_Problem to solve_
In the records that follow, show each line where the word "平型后盖" is present.

<<<<

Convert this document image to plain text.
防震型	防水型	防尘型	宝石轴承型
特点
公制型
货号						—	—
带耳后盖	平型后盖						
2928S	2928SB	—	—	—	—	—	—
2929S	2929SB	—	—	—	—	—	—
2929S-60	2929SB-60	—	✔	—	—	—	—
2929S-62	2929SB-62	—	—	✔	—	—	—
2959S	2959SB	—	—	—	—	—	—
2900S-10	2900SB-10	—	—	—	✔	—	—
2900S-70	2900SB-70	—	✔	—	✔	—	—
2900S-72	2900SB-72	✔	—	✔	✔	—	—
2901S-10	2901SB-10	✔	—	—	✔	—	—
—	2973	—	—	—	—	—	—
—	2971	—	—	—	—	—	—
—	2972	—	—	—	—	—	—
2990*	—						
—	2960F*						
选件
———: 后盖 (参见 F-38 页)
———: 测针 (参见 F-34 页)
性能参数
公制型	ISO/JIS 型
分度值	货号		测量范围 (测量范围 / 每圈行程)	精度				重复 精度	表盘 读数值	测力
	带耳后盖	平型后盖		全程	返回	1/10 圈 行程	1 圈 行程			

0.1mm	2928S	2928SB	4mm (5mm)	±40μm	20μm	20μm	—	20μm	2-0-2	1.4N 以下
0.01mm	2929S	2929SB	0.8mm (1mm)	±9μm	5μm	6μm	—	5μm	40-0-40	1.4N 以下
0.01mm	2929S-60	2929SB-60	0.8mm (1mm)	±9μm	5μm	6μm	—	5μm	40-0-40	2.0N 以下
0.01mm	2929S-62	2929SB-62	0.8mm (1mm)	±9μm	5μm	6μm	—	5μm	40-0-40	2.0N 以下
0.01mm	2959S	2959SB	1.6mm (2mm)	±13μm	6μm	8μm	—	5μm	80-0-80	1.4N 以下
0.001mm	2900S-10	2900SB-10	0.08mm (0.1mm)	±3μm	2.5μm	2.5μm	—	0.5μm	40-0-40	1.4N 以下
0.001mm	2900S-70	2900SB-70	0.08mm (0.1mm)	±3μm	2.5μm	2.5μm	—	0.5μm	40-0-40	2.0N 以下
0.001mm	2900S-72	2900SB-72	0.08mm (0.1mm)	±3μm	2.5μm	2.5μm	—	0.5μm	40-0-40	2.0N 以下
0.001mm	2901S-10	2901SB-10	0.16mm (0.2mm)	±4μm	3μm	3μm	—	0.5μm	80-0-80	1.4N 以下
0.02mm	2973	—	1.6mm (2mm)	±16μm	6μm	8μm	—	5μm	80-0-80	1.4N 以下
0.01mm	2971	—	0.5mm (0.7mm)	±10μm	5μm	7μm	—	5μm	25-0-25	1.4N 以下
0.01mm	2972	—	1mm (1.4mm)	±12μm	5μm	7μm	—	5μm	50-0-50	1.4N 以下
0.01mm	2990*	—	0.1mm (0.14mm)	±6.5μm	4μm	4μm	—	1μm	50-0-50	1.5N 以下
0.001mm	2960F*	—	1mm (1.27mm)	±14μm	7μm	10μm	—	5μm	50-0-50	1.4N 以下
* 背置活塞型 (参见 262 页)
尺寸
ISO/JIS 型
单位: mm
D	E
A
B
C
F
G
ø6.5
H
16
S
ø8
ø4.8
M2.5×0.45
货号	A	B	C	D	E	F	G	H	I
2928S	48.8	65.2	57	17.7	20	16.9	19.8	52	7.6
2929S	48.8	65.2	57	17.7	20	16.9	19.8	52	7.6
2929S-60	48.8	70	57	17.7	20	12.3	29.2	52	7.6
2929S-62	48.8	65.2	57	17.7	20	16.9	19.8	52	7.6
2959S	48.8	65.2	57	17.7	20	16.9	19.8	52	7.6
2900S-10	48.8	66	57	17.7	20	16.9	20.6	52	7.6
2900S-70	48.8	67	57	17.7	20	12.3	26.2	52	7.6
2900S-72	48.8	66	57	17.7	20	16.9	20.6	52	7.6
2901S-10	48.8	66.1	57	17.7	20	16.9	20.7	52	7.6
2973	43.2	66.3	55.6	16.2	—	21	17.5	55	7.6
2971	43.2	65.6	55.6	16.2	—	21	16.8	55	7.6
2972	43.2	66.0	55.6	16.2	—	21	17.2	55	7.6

>>>>

_The response_
带耳后盖	平型后盖						
	带耳后盖	平型后盖		全程	返回	1/10 圈 行程	1 圈 行程			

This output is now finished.